▶ _Passage to read_:
--- START ---

This scheduler represents Kubernetes Pods as a Slurm Job, waits for Slurm to
schedule the Job, then informs Kubernetes on which nodes to allocate the
represented Pods. This scheduler defers scheduling decisions to Slurm, hence
certain assumptions about the environment must be met for this to function
correctly.
Sequence Diagram
sequenceDiagram
autonumber
actor user as User
participant KAPI as Kubernetes API
participant SBS as Slurm-Bridge Scheduler
participant SAPI as Slurm REST API
loop Workload Submission
user->>KAPI: Submit Pod
KAPI-->>user: Return Request Status
end %% loop Workload Submission
loop Scheduling Loop
SBS->>KAPI: Get Next Pod in Workload Queue
KAPI-->>SBS: Return Next Pod in Workload Queue
note over SBS: Honor Slurm scheduling decision
critical Lookup Slurm Placeholder Job
SBS->>SAPI: Get Placeholder Job
SAPI-->>SBS: Return Placeholder Job
option Job is NotFound
note over SBS: Translate Pod(s) into Slurm Job
SBS->>SAPI: Submit Placeholder Job
SAPI-->>SBS: Return Submit Status
option Job is Pending
note over SBS: Check again later...
SBS->>SBS: Requeue
option Job is Allocated
note over SBS: Bind Pod(s) to Node(s) from the Slurm Job
SBS->>KAPI: Bind Pod(s) to Node(s)
KAPI-->>SBS: Return Bind Request Status
end %% Lookup Slurm Placeholder Job
end %% loop Scheduling Loop
1.3 - Tasks
Guides to tasks related to the administration of a cluster running
slurm-bridge
.
1.3.1 - Running slurm-bridge locally
You may want to run slurm-bridge
on a single machine in order to test the
software or familiarize yourself with it prior to installing it on your cluster.
This should only be done for testing and evaluation purposes and should not be
used for production environments.
We have provided a script to do this using Kind and
the
hack/kind.sh
script.
This document assumes a basic understanding of
Kubernetes architecture. It
is highly recommended that those who are unfamiliar with the core concepts of
Kubernetes review the documentation on
Kubernetes,
pods, and
nodes before getting
started.

--- END ---

▶ _Dataset rows_:
--- START ---

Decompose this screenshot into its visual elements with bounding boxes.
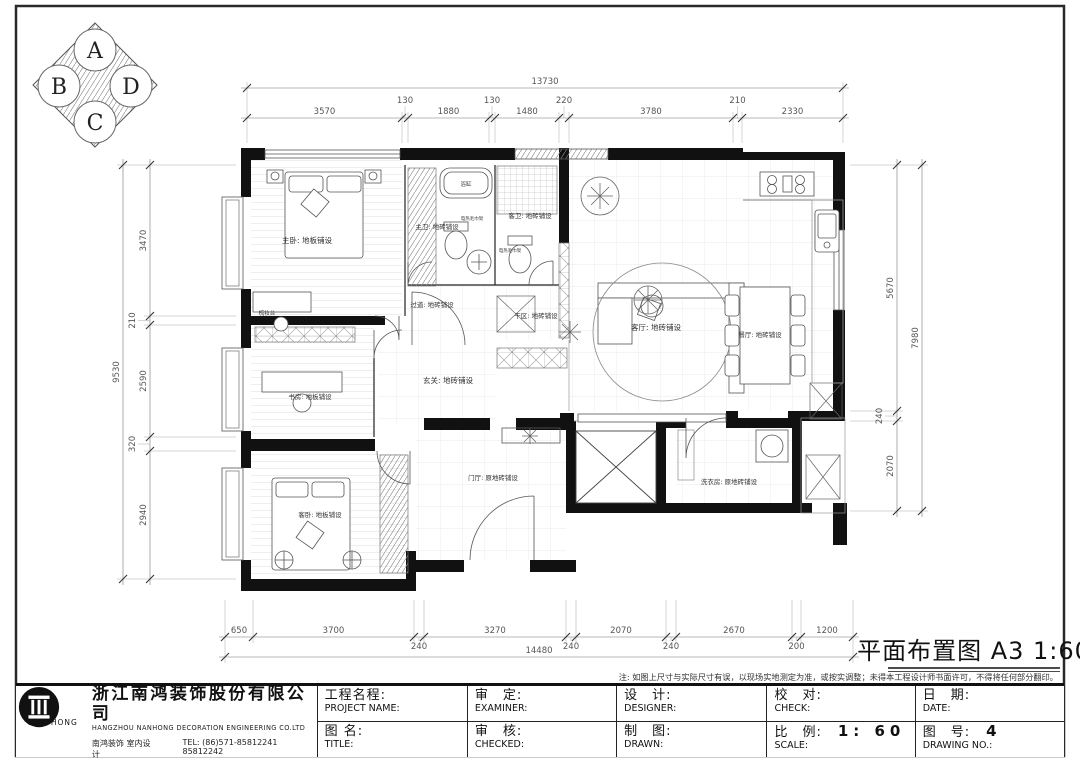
label-entry: 玄关: 地砖铺设 xyxy=(423,375,473,385)
field-drawing-no: 图 号:4 xyxy=(923,724,1064,740)
nanhong-logo-icon xyxy=(16,686,62,732)
label-living: 客厅: 地砖铺设 xyxy=(631,322,681,332)
label-foyer: 门厅: 原地砖铺设 xyxy=(468,473,518,482)
svg-text:240: 240 xyxy=(663,642,679,652)
drawing-no-value: 4 xyxy=(986,722,1001,740)
sheet-note: 注: 如图上尺寸与实际尺寸有误，以现场实地测定为准，或按实调整；未得本工程设计师… xyxy=(619,672,1058,682)
label-dry-area: 干区: 地砖铺设 xyxy=(514,311,558,320)
tb-col-date-no: 日 期: DATE: 图 号:4 DRAWING NO.: xyxy=(915,686,1064,757)
tb-col-design: 设 计: DESIGNER: 制 图: DRAWN: xyxy=(616,686,766,757)
svg-text:2070: 2070 xyxy=(886,455,896,477)
title-block: NAN HONG 浙江南鸿装饰股份有限公司 HANGZHOU NANHONG D… xyxy=(16,683,1064,757)
field-checked: 审 核: xyxy=(475,724,616,739)
company-cell: NAN HONG 浙江南鸿装饰股份有限公司 HANGZHOU NANHONG D… xyxy=(16,686,317,757)
label-study: 书房: 地板铺设 xyxy=(288,392,332,401)
compass-letter-a: A xyxy=(86,39,104,64)
field-drawn: 制 图: xyxy=(624,724,766,739)
svg-text:240: 240 xyxy=(875,408,885,424)
svg-text:2670: 2670 xyxy=(723,626,745,636)
floor-plan-canvas: A B D C xyxy=(0,0,1080,763)
svg-text:9530: 9530 xyxy=(112,361,122,383)
company-logo: NAN HONG xyxy=(28,717,78,727)
svg-text:130: 130 xyxy=(397,96,413,106)
svg-text:210: 210 xyxy=(729,96,745,106)
svg-text:650: 650 xyxy=(231,626,247,636)
field-examiner: 审 定: xyxy=(475,688,616,703)
label-guest-bath: 客卫: 地砖铺设 xyxy=(508,211,552,220)
svg-text:3700: 3700 xyxy=(323,626,345,636)
field-date: 日 期: xyxy=(923,688,1064,703)
compass-letter-c: C xyxy=(87,111,104,136)
field-project-name: 工程名程: xyxy=(325,688,467,703)
label-corridor: 过道: 地砖铺设 xyxy=(410,300,454,309)
svg-text:220: 220 xyxy=(556,96,572,106)
compass-letter-d: D xyxy=(122,75,140,100)
label-master-bath: 主卫: 地砖铺设 xyxy=(415,222,459,231)
svg-text:200: 200 xyxy=(788,642,804,652)
svg-text:3270: 3270 xyxy=(484,626,506,636)
svg-text:2330: 2330 xyxy=(782,107,804,117)
label-dining: 餐厅: 地砖铺设 xyxy=(738,330,782,339)
drawing-title: 平面布置图 A3 1:60 xyxy=(857,637,1080,665)
tb-col-examine: 审 定: EXAMINER: 审 核: CHECKED: xyxy=(467,686,616,757)
tb-col-project: 工程名程: PROJECT NAME: 图 名: TITLE: xyxy=(317,686,467,757)
svg-text:240: 240 xyxy=(411,642,427,652)
label-master-bedroom: 主卧: 地板铺设 xyxy=(282,235,332,245)
svg-text:2940: 2940 xyxy=(139,504,149,526)
elevator-shaft xyxy=(576,431,656,503)
svg-text:210: 210 xyxy=(128,312,138,328)
svg-text:2070: 2070 xyxy=(610,626,632,636)
svg-text:240: 240 xyxy=(563,642,579,652)
label-dresser: 梳妆台 xyxy=(259,309,276,317)
svg-text:1880: 1880 xyxy=(438,107,460,117)
company-tel: TEL: (86)571-85812241 85812242 xyxy=(183,738,317,760)
svg-text:7980: 7980 xyxy=(911,327,921,349)
company-name: 浙江南鸿装饰股份有限公司 xyxy=(92,684,317,724)
compass-letter-b: B xyxy=(51,75,67,100)
company-dept: 南鸿装饰 室内设计 xyxy=(92,738,157,760)
drawing-sheet: A B D C xyxy=(0,0,1080,763)
svg-text:3470: 3470 xyxy=(139,230,149,252)
label-laundry: 洗衣房: 原地砖铺设 xyxy=(701,477,758,486)
field-check: 校 对: xyxy=(774,688,914,703)
tb-col-check-scale: 校 对: CHECK: 比 例:1: 60 SCALE: xyxy=(766,686,914,757)
field-designer: 设 计: xyxy=(624,688,766,703)
label-guest-bedroom: 客卧: 地板铺设 xyxy=(298,510,342,519)
svg-text:1480: 1480 xyxy=(516,107,538,117)
svg-text:5670: 5670 xyxy=(886,277,896,299)
label-towel-rack-master: 电热毛巾架 xyxy=(461,215,484,222)
svg-text:1200: 1200 xyxy=(816,626,838,636)
company-name-en: HANGZHOU NANHONG DECORATION ENGINEERING … xyxy=(92,724,317,733)
label-towel-rack-guest: 电热毛巾架 xyxy=(499,247,522,254)
svg-text:130: 130 xyxy=(484,96,500,106)
field-title: 图 名: xyxy=(325,724,467,739)
compass-rose: A B D C xyxy=(33,23,157,147)
svg-text:320: 320 xyxy=(128,436,138,452)
svg-text:2590: 2590 xyxy=(139,370,149,392)
svg-text:14480: 14480 xyxy=(525,646,552,656)
svg-text:3780: 3780 xyxy=(640,107,662,117)
svg-text:3570: 3570 xyxy=(314,107,336,117)
svg-text:13730: 13730 xyxy=(531,77,558,87)
field-scale: 比 例:1: 60 xyxy=(774,724,914,740)
label-bathtub: 浴缸 xyxy=(460,180,472,188)
scale-value: 1: 60 xyxy=(838,722,906,740)
drawing-title-block: 平面布置图 A3 1:60 注: 如图上尺寸与实际尺寸有误，以现场实地测定为准，… xyxy=(619,637,1080,682)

--- END ---

▶ _What to work on_:
Quote everything from "1.3.1 - Running" down to "on your cluster." in the slurm-bridge passage, word for word. The items were taken from a different source than the slurm-bridge passage.

▶ _Answer to the task_:
1.3.1 - Running slurm-bridge locally
You may want to run slurm-bridge
on a single machine in order to test the
software or familiarize yourself with it prior to installing it on your cluster.